┌──
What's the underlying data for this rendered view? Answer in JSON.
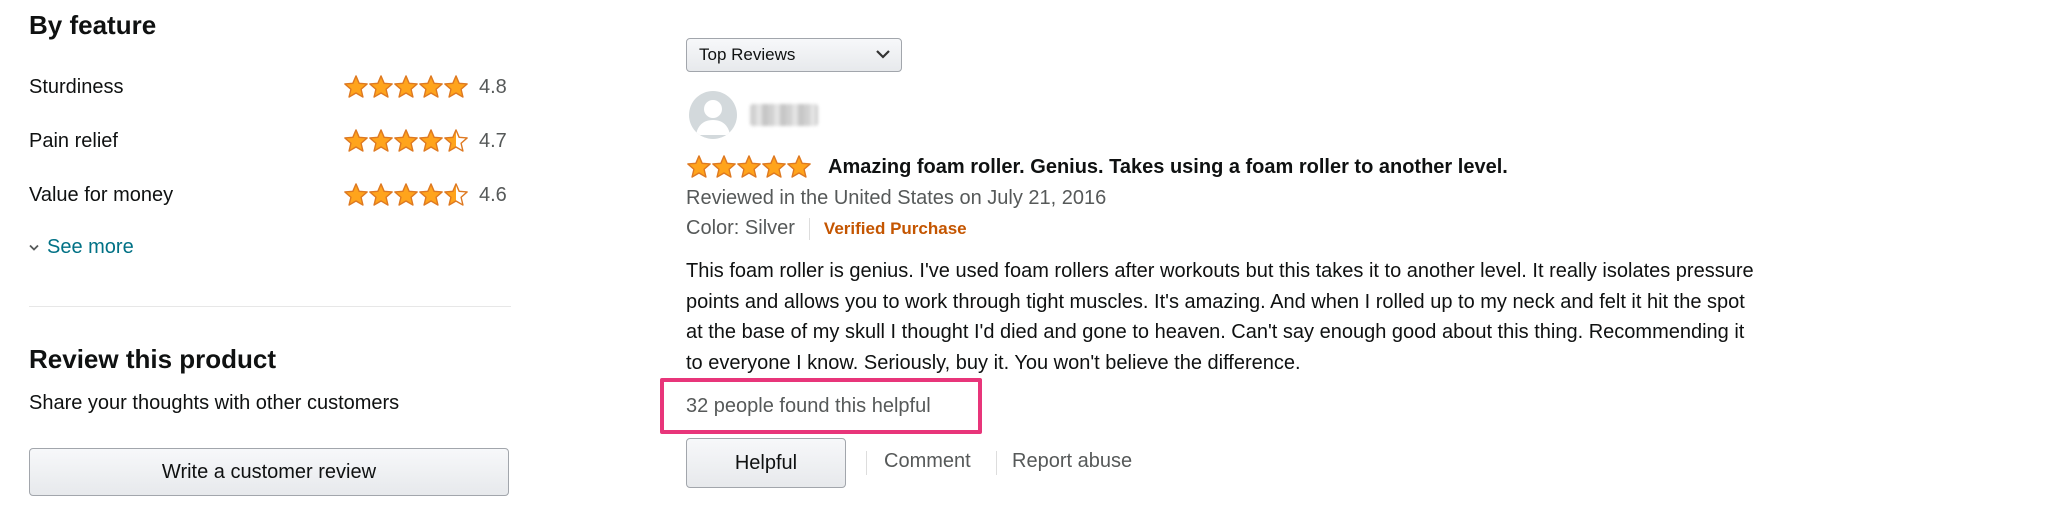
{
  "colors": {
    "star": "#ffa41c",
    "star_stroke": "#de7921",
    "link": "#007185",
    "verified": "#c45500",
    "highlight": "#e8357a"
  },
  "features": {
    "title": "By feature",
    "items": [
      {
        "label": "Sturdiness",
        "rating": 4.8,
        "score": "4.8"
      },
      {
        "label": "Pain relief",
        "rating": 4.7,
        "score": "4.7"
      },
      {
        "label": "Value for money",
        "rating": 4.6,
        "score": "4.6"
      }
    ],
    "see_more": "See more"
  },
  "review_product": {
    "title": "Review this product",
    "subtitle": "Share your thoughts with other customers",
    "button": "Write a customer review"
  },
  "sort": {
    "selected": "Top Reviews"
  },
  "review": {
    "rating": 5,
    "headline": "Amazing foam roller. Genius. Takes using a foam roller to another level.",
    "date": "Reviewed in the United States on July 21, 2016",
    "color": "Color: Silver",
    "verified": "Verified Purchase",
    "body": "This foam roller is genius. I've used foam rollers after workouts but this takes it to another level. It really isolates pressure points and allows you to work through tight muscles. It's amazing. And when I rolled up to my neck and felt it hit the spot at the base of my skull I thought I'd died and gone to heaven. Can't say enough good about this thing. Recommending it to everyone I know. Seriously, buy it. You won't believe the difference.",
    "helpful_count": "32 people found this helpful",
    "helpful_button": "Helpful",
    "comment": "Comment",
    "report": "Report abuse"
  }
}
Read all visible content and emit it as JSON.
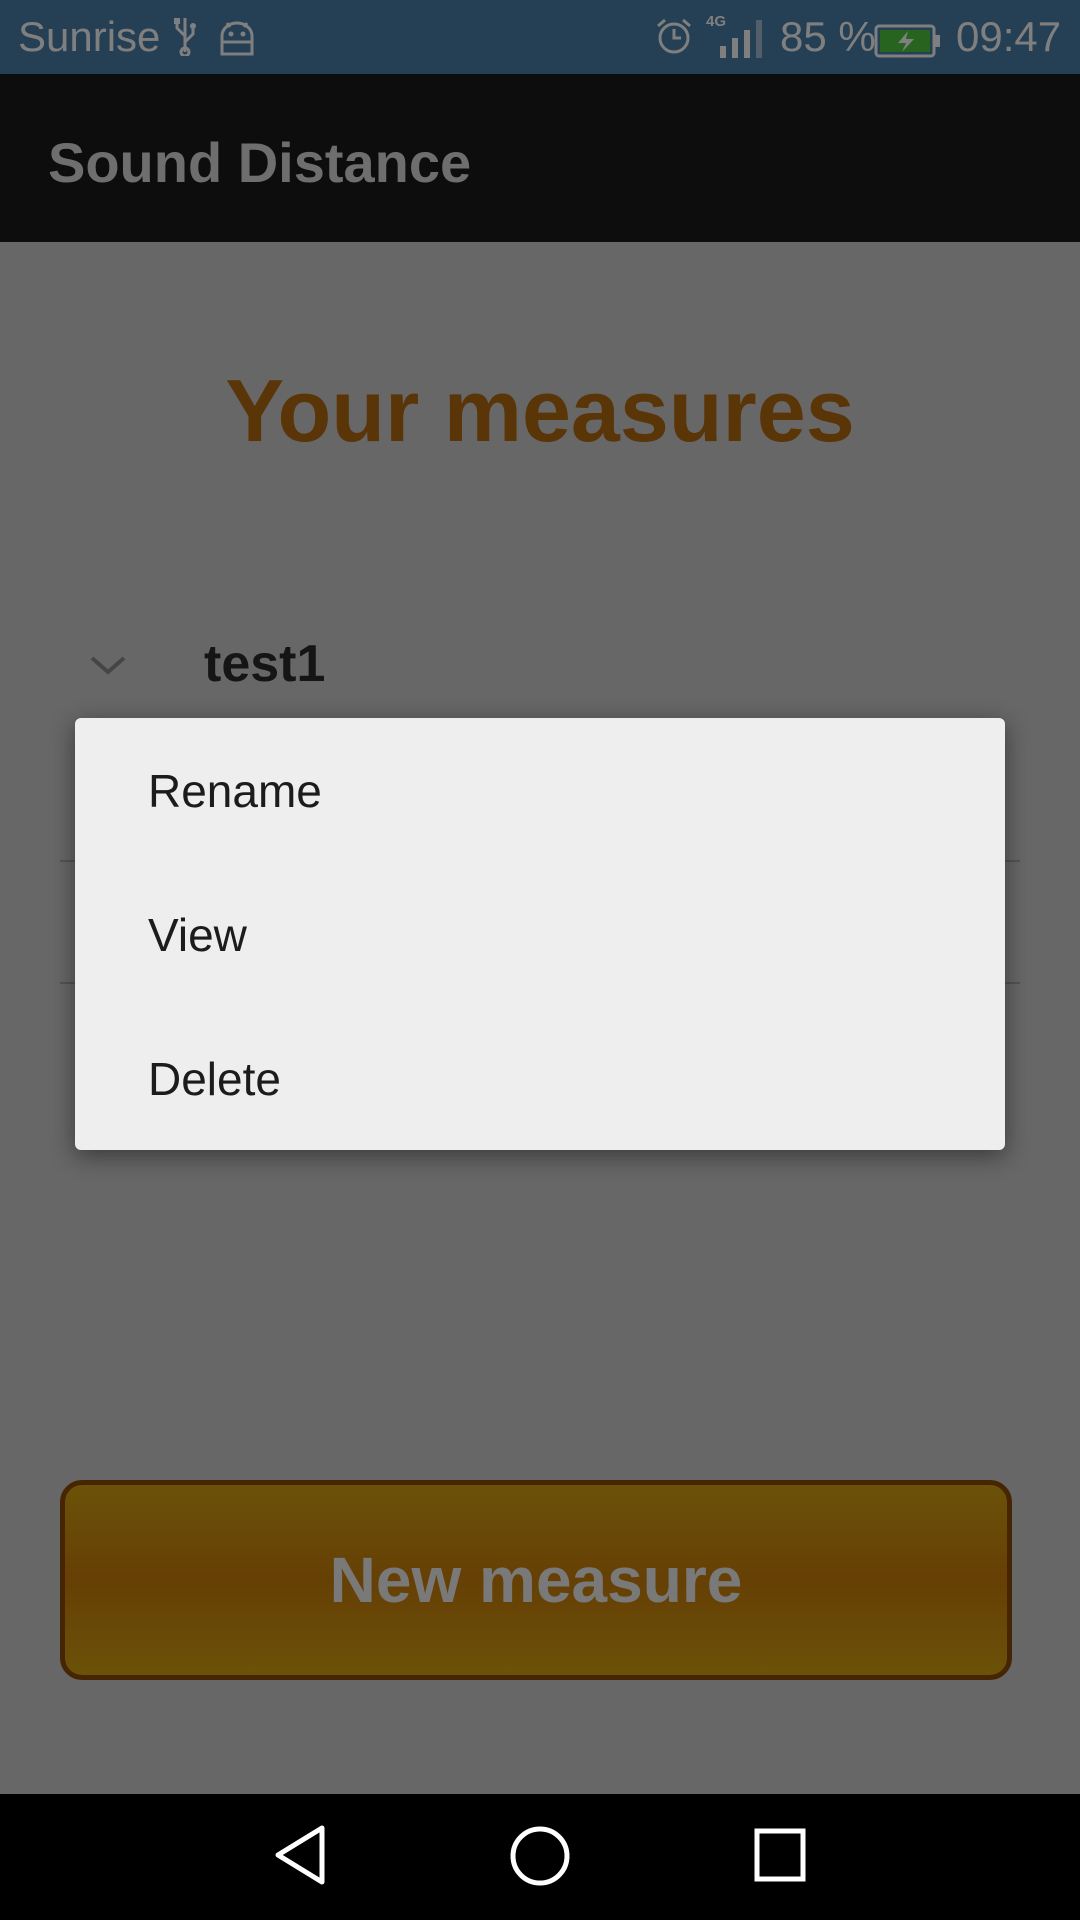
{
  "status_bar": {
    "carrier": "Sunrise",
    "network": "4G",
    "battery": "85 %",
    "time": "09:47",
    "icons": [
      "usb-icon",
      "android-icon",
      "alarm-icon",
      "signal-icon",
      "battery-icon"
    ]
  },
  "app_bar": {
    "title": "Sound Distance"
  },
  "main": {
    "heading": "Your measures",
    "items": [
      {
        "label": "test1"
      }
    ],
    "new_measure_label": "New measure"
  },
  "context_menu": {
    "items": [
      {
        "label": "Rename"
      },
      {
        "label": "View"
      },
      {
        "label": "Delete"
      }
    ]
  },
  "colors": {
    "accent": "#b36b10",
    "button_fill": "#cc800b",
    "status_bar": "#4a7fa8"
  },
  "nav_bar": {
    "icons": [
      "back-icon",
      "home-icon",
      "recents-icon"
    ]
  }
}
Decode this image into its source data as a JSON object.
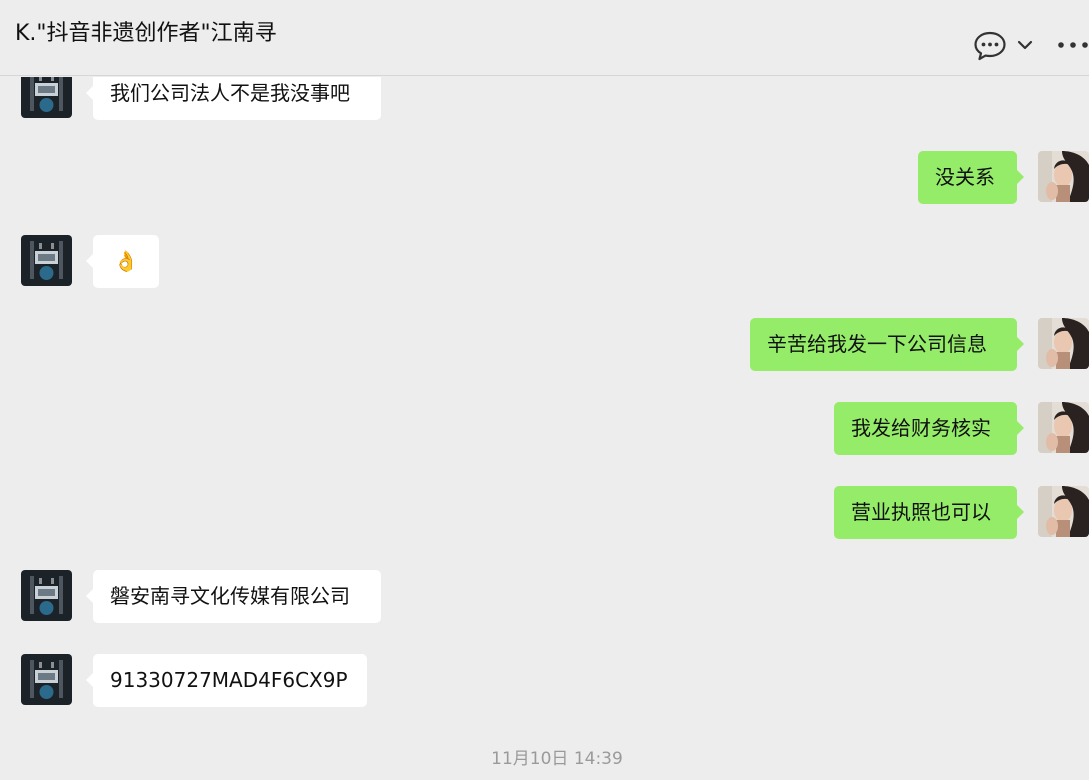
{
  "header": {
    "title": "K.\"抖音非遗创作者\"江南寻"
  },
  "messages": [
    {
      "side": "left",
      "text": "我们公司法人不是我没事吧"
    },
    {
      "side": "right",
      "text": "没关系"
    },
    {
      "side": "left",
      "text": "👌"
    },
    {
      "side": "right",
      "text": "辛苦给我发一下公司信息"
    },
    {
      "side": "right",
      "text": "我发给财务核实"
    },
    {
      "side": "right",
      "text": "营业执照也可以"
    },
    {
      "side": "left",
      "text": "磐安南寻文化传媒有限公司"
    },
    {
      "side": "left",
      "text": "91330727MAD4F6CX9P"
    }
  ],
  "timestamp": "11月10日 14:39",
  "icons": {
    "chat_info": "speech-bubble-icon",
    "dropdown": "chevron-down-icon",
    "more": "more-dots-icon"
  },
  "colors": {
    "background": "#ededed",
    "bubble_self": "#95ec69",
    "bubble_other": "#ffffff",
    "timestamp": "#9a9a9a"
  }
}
└──
» Instructions to follow
Among the lines of the records above, count those holding the string "more", and report only the number.

» The completed task
2